Working data>
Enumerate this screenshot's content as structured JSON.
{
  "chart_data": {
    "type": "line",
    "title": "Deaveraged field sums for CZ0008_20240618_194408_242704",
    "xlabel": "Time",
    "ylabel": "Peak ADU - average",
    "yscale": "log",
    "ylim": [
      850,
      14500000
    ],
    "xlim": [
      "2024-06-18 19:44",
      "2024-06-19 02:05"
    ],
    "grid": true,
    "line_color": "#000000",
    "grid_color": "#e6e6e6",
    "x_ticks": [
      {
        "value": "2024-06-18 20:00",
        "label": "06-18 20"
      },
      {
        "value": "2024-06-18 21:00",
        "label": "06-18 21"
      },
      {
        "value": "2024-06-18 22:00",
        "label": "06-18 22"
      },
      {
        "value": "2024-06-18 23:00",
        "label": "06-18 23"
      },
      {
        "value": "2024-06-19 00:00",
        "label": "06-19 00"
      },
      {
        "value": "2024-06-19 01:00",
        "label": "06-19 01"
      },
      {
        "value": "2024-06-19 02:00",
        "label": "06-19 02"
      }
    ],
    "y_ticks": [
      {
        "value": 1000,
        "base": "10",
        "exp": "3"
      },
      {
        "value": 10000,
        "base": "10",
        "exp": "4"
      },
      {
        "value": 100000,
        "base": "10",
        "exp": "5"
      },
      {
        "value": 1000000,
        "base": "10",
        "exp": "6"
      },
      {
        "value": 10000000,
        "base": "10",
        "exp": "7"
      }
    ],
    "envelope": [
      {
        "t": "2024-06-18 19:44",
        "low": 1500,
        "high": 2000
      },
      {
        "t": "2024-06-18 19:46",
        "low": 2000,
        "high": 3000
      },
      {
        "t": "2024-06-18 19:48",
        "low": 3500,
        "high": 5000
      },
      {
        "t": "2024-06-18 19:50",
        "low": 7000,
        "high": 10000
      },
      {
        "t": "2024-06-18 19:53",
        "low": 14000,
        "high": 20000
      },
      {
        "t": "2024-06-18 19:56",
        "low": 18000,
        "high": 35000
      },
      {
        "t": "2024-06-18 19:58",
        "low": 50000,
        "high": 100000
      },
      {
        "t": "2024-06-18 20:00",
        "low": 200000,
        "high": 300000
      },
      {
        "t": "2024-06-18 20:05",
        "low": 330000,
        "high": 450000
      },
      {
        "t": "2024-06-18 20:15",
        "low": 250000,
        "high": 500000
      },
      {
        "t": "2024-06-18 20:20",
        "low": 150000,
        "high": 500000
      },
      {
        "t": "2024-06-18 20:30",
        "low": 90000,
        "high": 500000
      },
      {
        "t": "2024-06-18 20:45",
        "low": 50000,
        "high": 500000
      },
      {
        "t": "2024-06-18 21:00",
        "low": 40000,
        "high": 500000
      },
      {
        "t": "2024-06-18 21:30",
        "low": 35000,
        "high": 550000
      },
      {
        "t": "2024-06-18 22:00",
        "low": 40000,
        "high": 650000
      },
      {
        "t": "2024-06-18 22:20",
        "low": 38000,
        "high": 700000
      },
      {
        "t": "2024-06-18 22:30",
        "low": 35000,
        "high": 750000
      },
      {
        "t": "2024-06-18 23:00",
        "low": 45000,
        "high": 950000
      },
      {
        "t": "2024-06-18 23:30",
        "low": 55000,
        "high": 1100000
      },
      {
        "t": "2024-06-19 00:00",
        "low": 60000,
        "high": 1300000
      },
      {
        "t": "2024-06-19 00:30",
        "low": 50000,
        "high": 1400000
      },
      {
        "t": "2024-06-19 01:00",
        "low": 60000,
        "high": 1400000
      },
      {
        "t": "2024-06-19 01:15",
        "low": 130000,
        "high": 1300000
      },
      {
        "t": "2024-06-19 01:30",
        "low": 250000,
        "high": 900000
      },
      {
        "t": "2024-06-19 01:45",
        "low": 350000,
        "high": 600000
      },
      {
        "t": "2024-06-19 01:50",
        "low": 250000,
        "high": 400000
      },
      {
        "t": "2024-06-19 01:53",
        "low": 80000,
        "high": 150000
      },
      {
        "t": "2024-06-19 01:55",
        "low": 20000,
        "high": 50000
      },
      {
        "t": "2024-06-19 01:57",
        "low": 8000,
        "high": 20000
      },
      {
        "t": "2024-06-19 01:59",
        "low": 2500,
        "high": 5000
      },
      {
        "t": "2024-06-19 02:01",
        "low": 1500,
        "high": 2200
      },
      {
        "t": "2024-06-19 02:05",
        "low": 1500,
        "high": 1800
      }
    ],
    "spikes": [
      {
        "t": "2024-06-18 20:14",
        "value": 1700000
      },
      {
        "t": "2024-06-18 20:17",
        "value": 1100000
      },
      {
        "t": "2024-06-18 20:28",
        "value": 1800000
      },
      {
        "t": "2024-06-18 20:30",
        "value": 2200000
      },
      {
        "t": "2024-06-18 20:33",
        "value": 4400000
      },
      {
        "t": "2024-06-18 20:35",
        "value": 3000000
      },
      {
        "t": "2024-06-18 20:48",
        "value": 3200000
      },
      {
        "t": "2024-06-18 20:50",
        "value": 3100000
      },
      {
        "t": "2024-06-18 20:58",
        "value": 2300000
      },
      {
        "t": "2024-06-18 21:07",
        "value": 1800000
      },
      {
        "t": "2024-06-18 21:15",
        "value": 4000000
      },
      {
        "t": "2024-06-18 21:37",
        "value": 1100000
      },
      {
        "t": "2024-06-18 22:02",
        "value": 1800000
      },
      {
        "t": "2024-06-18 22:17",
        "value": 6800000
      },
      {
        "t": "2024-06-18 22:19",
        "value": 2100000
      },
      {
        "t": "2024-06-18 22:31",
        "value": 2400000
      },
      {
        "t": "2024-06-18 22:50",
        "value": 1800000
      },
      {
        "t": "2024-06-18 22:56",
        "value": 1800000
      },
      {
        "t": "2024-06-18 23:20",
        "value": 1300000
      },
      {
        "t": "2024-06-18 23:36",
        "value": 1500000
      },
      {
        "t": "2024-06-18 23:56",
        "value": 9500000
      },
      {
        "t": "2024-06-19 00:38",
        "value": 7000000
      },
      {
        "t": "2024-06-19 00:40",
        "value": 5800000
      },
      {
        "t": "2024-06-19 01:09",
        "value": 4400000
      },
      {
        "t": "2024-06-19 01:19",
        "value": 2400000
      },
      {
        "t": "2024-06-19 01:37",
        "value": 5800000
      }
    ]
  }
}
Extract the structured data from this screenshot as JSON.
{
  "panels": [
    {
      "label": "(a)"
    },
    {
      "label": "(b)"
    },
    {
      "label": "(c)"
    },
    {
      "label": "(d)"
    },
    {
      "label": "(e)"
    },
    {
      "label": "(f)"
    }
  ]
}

Requirement> Please repeat the material above, word for word and in full.

Answer below>
Enumerate this screenshot's content as structured JSON.
{
  "chart_data": {
    "type": "line",
    "title": "Deaveraged field sums for CZ0008_20240618_194408_242704",
    "xlabel": "Time",
    "ylabel": "Peak ADU - average",
    "yscale": "log",
    "ylim": [
      850,
      14500000
    ],
    "xlim": [
      "2024-06-18 19:44",
      "2024-06-19 02:05"
    ],
    "grid": true,
    "line_color": "#000000",
    "grid_color": "#e6e6e6",
    "x_ticks": [
      {
        "value": "2024-06-18 20:00",
        "label": "06-18 20"
      },
      {
        "value": "2024-06-18 21:00",
        "label": "06-18 21"
      },
      {
        "value": "2024-06-18 22:00",
        "label": "06-18 22"
      },
      {
        "value": "2024-06-18 23:00",
        "label": "06-18 23"
      },
      {
        "value": "2024-06-19 00:00",
        "label": "06-19 00"
      },
      {
        "value": "2024-06-19 01:00",
        "label": "06-19 01"
      },
      {
        "value": "2024-06-19 02:00",
        "label": "06-19 02"
      }
    ],
    "y_ticks": [
      {
        "value": 1000,
        "base": "10",
        "exp": "3"
      },
      {
        "value": 10000,
        "base": "10",
        "exp": "4"
      },
      {
        "value": 100000,
        "base": "10",
        "exp": "5"
      },
      {
        "value": 1000000,
        "base": "10",
        "exp": "6"
      },
      {
        "value": 10000000,
        "base": "10",
        "exp": "7"
      }
    ],
    "envelope": [
      {
        "t": "2024-06-18 19:44",
        "low": 1500,
        "high": 2000
      },
      {
        "t": "2024-06-18 19:46",
        "low": 2000,
        "high": 3000
      },
      {
        "t": "2024-06-18 19:48",
        "low": 3500,
        "high": 5000
      },
      {
        "t": "2024-06-18 19:50",
        "low": 7000,
        "high": 10000
      },
      {
        "t": "2024-06-18 19:53",
        "low": 14000,
        "high": 20000
      },
      {
        "t": "2024-06-18 19:56",
        "low": 18000,
        "high": 35000
      },
      {
        "t": "2024-06-18 19:58",
        "low": 50000,
        "high": 100000
      },
      {
        "t": "2024-06-18 20:00",
        "low": 200000,
        "high": 300000
      },
      {
        "t": "2024-06-18 20:05",
        "low": 330000,
        "high": 450000
      },
      {
        "t": "2024-06-18 20:15",
        "low": 250000,
        "high": 500000
      },
      {
        "t": "2024-06-18 20:20",
        "low": 150000,
        "high": 500000
      },
      {
        "t": "2024-06-18 20:30",
        "low": 90000,
        "high": 500000
      },
      {
        "t": "2024-06-18 20:45",
        "low": 50000,
        "high": 500000
      },
      {
        "t": "2024-06-18 21:00",
        "low": 40000,
        "high": 500000
      },
      {
        "t": "2024-06-18 21:30",
        "low": 35000,
        "high": 550000
      },
      {
        "t": "2024-06-18 22:00",
        "low": 40000,
        "high": 650000
      },
      {
        "t": "2024-06-18 22:20",
        "low": 38000,
        "high": 700000
      },
      {
        "t": "2024-06-18 22:30",
        "low": 35000,
        "high": 750000
      },
      {
        "t": "2024-06-18 23:00",
        "low": 45000,
        "high": 950000
      },
      {
        "t": "2024-06-18 23:30",
        "low": 55000,
        "high": 1100000
      },
      {
        "t": "2024-06-19 00:00",
        "low": 60000,
        "high": 1300000
      },
      {
        "t": "2024-06-19 00:30",
        "low": 50000,
        "high": 1400000
      },
      {
        "t": "2024-06-19 01:00",
        "low": 60000,
        "high": 1400000
      },
      {
        "t": "2024-06-19 01:15",
        "low": 130000,
        "high": 1300000
      },
      {
        "t": "2024-06-19 01:30",
        "low": 250000,
        "high": 900000
      },
      {
        "t": "2024-06-19 01:45",
        "low": 350000,
        "high": 600000
      },
      {
        "t": "2024-06-19 01:50",
        "low": 250000,
        "high": 400000
      },
      {
        "t": "2024-06-19 01:53",
        "low": 80000,
        "high": 150000
      },
      {
        "t": "2024-06-19 01:55",
        "low": 20000,
        "high": 50000
      },
      {
        "t": "2024-06-19 01:57",
        "low": 8000,
        "high": 20000
      },
      {
        "t": "2024-06-19 01:59",
        "low": 2500,
        "high": 5000
      },
      {
        "t": "2024-06-19 02:01",
        "low": 1500,
        "high": 2200
      },
      {
        "t": "2024-06-19 02:05",
        "low": 1500,
        "high": 1800
      }
    ],
    "spikes": [
      {
        "t": "2024-06-18 20:14",
        "value": 1700000
      },
      {
        "t": "2024-06-18 20:17",
        "value": 1100000
      },
      {
        "t": "2024-06-18 20:28",
        "value": 1800000
      },
      {
        "t": "2024-06-18 20:30",
        "value": 2200000
      },
      {
        "t": "2024-06-18 20:33",
        "value": 4400000
      },
      {
        "t": "2024-06-18 20:35",
        "value": 3000000
      },
      {
        "t": "2024-06-18 20:48",
        "value": 3200000
      },
      {
        "t": "2024-06-18 20:50",
        "value": 3100000
      },
      {
        "t": "2024-06-18 20:58",
        "value": 2300000
      },
      {
        "t": "2024-06-18 21:07",
        "value": 1800000
      },
      {
        "t": "2024-06-18 21:15",
        "value": 4000000
      },
      {
        "t": "2024-06-18 21:37",
        "value": 1100000
      },
      {
        "t": "2024-06-18 22:02",
        "value": 1800000
      },
      {
        "t": "2024-06-18 22:17",
        "value": 6800000
      },
      {
        "t": "2024-06-18 22:19",
        "value": 2100000
      },
      {
        "t": "2024-06-18 22:31",
        "value": 2400000
      },
      {
        "t": "2024-06-18 22:50",
        "value": 1800000
      },
      {
        "t": "2024-06-18 22:56",
        "value": 1800000
      },
      {
        "t": "2024-06-18 23:20",
        "value": 1300000
      },
      {
        "t": "2024-06-18 23:36",
        "value": 1500000
      },
      {
        "t": "2024-06-18 23:56",
        "value": 9500000
      },
      {
        "t": "2024-06-19 00:38",
        "value": 7000000
      },
      {
        "t": "2024-06-19 00:40",
        "value": 5800000
      },
      {
        "t": "2024-06-19 01:09",
        "value": 4400000
      },
      {
        "t": "2024-06-19 01:19",
        "value": 2400000
      },
      {
        "t": "2024-06-19 01:37",
        "value": 5800000
      }
    ]
  }
}
Extract the structured data from this screenshot as JSON.
{
  "panels": [
    {
      "label": "(a)"
    },
    {
      "label": "(b)"
    },
    {
      "label": "(c)"
    },
    {
      "label": "(d)"
    },
    {
      "label": "(e)"
    },
    {
      "label": "(f)"
    }
  ]
}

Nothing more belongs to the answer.